* _GOAL OF THE EXERCISE_:
Give the data below again, word for word.
********************
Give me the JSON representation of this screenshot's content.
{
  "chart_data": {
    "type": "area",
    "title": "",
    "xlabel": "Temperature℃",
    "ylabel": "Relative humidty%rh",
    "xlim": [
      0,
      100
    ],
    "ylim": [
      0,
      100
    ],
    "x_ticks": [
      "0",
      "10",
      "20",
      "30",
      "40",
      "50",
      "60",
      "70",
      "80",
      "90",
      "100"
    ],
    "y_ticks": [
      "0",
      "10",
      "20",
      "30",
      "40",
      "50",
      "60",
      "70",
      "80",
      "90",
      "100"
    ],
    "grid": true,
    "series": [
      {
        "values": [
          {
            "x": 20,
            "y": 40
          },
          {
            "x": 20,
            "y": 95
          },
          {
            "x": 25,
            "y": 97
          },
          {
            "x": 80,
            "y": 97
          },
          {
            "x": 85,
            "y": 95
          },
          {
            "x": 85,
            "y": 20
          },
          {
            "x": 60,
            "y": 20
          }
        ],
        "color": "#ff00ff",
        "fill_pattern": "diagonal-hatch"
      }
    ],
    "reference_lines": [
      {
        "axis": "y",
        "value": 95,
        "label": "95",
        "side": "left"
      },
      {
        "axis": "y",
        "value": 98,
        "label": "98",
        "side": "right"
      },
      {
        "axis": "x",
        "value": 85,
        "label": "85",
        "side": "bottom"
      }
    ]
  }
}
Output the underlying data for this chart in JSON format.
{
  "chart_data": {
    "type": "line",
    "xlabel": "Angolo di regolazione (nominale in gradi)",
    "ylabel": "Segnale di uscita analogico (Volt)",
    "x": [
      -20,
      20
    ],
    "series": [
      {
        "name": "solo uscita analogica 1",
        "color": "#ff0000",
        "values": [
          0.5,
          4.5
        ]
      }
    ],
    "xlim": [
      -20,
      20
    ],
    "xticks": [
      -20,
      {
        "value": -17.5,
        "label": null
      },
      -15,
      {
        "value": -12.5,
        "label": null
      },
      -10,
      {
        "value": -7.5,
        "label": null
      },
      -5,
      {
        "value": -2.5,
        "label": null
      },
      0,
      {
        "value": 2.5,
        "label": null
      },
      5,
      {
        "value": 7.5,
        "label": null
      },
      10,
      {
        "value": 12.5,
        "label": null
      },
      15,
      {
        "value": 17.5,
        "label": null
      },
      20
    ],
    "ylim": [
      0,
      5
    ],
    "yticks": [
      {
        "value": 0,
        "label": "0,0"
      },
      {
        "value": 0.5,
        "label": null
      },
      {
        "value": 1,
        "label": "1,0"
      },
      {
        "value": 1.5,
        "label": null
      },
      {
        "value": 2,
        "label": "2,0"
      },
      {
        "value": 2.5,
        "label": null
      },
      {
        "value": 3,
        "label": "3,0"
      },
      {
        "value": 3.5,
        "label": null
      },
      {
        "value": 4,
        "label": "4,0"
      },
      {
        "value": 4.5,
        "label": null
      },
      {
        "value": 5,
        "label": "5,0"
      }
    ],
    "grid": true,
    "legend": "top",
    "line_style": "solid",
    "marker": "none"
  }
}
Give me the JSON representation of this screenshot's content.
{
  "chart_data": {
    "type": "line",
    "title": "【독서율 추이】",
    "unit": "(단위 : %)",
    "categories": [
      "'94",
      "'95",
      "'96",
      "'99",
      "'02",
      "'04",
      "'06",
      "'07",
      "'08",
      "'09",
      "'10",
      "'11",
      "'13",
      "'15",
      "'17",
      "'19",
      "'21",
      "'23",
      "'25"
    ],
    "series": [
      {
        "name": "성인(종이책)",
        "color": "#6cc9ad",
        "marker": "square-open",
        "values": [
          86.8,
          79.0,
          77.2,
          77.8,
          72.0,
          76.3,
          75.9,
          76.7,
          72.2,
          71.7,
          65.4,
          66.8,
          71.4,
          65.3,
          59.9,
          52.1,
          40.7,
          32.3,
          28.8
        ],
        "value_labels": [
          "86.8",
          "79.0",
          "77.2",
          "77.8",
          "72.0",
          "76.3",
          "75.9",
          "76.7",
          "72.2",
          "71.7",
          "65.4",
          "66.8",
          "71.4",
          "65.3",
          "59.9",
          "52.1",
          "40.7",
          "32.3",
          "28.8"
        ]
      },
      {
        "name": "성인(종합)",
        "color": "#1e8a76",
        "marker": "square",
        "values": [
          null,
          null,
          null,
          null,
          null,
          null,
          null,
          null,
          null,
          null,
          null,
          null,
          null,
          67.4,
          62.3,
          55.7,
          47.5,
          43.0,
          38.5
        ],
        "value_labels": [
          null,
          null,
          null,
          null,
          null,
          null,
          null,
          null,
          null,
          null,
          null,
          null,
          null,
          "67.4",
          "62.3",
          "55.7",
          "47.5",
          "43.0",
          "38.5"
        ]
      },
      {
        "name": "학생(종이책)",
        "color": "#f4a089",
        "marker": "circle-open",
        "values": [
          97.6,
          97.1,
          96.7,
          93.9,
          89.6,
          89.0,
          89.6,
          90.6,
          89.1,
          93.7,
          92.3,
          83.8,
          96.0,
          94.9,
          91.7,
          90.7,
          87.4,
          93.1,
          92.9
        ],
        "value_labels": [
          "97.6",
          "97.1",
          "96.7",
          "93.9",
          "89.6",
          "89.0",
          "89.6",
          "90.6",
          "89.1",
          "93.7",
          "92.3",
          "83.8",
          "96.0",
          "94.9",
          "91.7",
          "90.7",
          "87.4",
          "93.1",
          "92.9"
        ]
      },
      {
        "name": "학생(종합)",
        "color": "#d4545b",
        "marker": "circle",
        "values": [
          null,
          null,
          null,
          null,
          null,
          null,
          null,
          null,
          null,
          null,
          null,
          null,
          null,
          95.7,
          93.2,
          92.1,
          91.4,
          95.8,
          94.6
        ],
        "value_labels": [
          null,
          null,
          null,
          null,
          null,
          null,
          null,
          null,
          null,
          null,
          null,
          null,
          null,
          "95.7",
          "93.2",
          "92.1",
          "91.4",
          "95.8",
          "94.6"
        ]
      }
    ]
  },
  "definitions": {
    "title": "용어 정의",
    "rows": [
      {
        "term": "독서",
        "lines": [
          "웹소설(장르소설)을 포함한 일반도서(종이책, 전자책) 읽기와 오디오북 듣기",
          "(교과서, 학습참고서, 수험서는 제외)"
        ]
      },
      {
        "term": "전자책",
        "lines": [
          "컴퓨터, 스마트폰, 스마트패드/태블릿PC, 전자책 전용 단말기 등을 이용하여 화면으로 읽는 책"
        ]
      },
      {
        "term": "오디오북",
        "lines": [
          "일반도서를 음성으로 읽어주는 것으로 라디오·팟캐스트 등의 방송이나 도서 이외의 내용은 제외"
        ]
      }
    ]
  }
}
********************
* _FINISHED ANSWER_:
Give me the JSON representation of this screenshot's content.
{
  "chart_data": {
    "type": "area",
    "title": "",
    "xlabel": "Temperature℃",
    "ylabel": "Relative humidty%rh",
    "xlim": [
      0,
      100
    ],
    "ylim": [
      0,
      100
    ],
    "x_ticks": [
      "0",
      "10",
      "20",
      "30",
      "40",
      "50",
      "60",
      "70",
      "80",
      "90",
      "100"
    ],
    "y_ticks": [
      "0",
      "10",
      "20",
      "30",
      "40",
      "50",
      "60",
      "70",
      "80",
      "90",
      "100"
    ],
    "grid": true,
    "series": [
      {
        "values": [
          {
            "x": 20,
            "y": 40
          },
          {
            "x": 20,
            "y": 95
          },
          {
            "x": 25,
            "y": 97
          },
          {
            "x": 80,
            "y": 97
          },
          {
            "x": 85,
            "y": 95
          },
          {
            "x": 85,
            "y": 20
          },
          {
            "x": 60,
            "y": 20
          }
        ],
        "color": "#ff00ff",
        "fill_pattern": "diagonal-hatch"
      }
    ],
    "reference_lines": [
      {
        "axis": "y",
        "value": 95,
        "label": "95",
        "side": "left"
      },
      {
        "axis": "y",
        "value": 98,
        "label": "98",
        "side": "right"
      },
      {
        "axis": "x",
        "value": 85,
        "label": "85",
        "side": "bottom"
      }
    ]
  }
}
Output the underlying data for this chart in JSON format.
{
  "chart_data": {
    "type": "line",
    "xlabel": "Angolo di regolazione (nominale in gradi)",
    "ylabel": "Segnale di uscita analogico (Volt)",
    "x": [
      -20,
      20
    ],
    "series": [
      {
        "name": "solo uscita analogica 1",
        "color": "#ff0000",
        "values": [
          0.5,
          4.5
        ]
      }
    ],
    "xlim": [
      -20,
      20
    ],
    "xticks": [
      -20,
      {
        "value": -17.5,
        "label": null
      },
      -15,
      {
        "value": -12.5,
        "label": null
      },
      -10,
      {
        "value": -7.5,
        "label": null
      },
      -5,
      {
        "value": -2.5,
        "label": null
      },
      0,
      {
        "value": 2.5,
        "label": null
      },
      5,
      {
        "value": 7.5,
        "label": null
      },
      10,
      {
        "value": 12.5,
        "label": null
      },
      15,
      {
        "value": 17.5,
        "label": null
      },
      20
    ],
    "ylim": [
      0,
      5
    ],
    "yticks": [
      {
        "value": 0,
        "label": "0,0"
      },
      {
        "value": 0.5,
        "label": null
      },
      {
        "value": 1,
        "label": "1,0"
      },
      {
        "value": 1.5,
        "label": null
      },
      {
        "value": 2,
        "label": "2,0"
      },
      {
        "value": 2.5,
        "label": null
      },
      {
        "value": 3,
        "label": "3,0"
      },
      {
        "value": 3.5,
        "label": null
      },
      {
        "value": 4,
        "label": "4,0"
      },
      {
        "value": 4.5,
        "label": null
      },
      {
        "value": 5,
        "label": "5,0"
      }
    ],
    "grid": true,
    "legend": "top",
    "line_style": "solid",
    "marker": "none"
  }
}
Give me the JSON representation of this screenshot's content.
{
  "chart_data": {
    "type": "line",
    "title": "【독서율 추이】",
    "unit": "(단위 : %)",
    "categories": [
      "'94",
      "'95",
      "'96",
      "'99",
      "'02",
      "'04",
      "'06",
      "'07",
      "'08",
      "'09",
      "'10",
      "'11",
      "'13",
      "'15",
      "'17",
      "'19",
      "'21",
      "'23",
      "'25"
    ],
    "series": [
      {
        "name": "성인(종이책)",
        "color": "#6cc9ad",
        "marker": "square-open",
        "values": [
          86.8,
          79.0,
          77.2,
          77.8,
          72.0,
          76.3,
          75.9,
          76.7,
          72.2,
          71.7,
          65.4,
          66.8,
          71.4,
          65.3,
          59.9,
          52.1,
          40.7,
          32.3,
          28.8
        ],
        "value_labels": [
          "86.8",
          "79.0",
          "77.2",
          "77.8",
          "72.0",
          "76.3",
          "75.9",
          "76.7",
          "72.2",
          "71.7",
          "65.4",
          "66.8",
          "71.4",
          "65.3",
          "59.9",
          "52.1",
          "40.7",
          "32.3",
          "28.8"
        ]
      },
      {
        "name": "성인(종합)",
        "color": "#1e8a76",
        "marker": "square",
        "values": [
          null,
          null,
          null,
          null,
          null,
          null,
          null,
          null,
          null,
          null,
          null,
          null,
          null,
          67.4,
          62.3,
          55.7,
          47.5,
          43.0,
          38.5
        ],
        "value_labels": [
          null,
          null,
          null,
          null,
          null,
          null,
          null,
          null,
          null,
          null,
          null,
          null,
          null,
          "67.4",
          "62.3",
          "55.7",
          "47.5",
          "43.0",
          "38.5"
        ]
      },
      {
        "name": "학생(종이책)",
        "color": "#f4a089",
        "marker": "circle-open",
        "values": [
          97.6,
          97.1,
          96.7,
          93.9,
          89.6,
          89.0,
          89.6,
          90.6,
          89.1,
          93.7,
          92.3,
          83.8,
          96.0,
          94.9,
          91.7,
          90.7,
          87.4,
          93.1,
          92.9
        ],
        "value_labels": [
          "97.6",
          "97.1",
          "96.7",
          "93.9",
          "89.6",
          "89.0",
          "89.6",
          "90.6",
          "89.1",
          "93.7",
          "92.3",
          "83.8",
          "96.0",
          "94.9",
          "91.7",
          "90.7",
          "87.4",
          "93.1",
          "92.9"
        ]
      },
      {
        "name": "학생(종합)",
        "color": "#d4545b",
        "marker": "circle",
        "values": [
          null,
          null,
          null,
          null,
          null,
          null,
          null,
          null,
          null,
          null,
          null,
          null,
          null,
          95.7,
          93.2,
          92.1,
          91.4,
          95.8,
          94.6
        ],
        "value_labels": [
          null,
          null,
          null,
          null,
          null,
          null,
          null,
          null,
          null,
          null,
          null,
          null,
          null,
          "95.7",
          "93.2",
          "92.1",
          "91.4",
          "95.8",
          "94.6"
        ]
      }
    ]
  },
  "definitions": {
    "title": "용어 정의",
    "rows": [
      {
        "term": "독서",
        "lines": [
          "웹소설(장르소설)을 포함한 일반도서(종이책, 전자책) 읽기와 오디오북 듣기",
          "(교과서, 학습참고서, 수험서는 제외)"
        ]
      },
      {
        "term": "전자책",
        "lines": [
          "컴퓨터, 스마트폰, 스마트패드/태블릿PC, 전자책 전용 단말기 등을 이용하여 화면으로 읽는 책"
        ]
      },
      {
        "term": "오디오북",
        "lines": [
          "일반도서를 음성으로 읽어주는 것으로 라디오·팟캐스트 등의 방송이나 도서 이외의 내용은 제외"
        ]
      }
    ]
  }
}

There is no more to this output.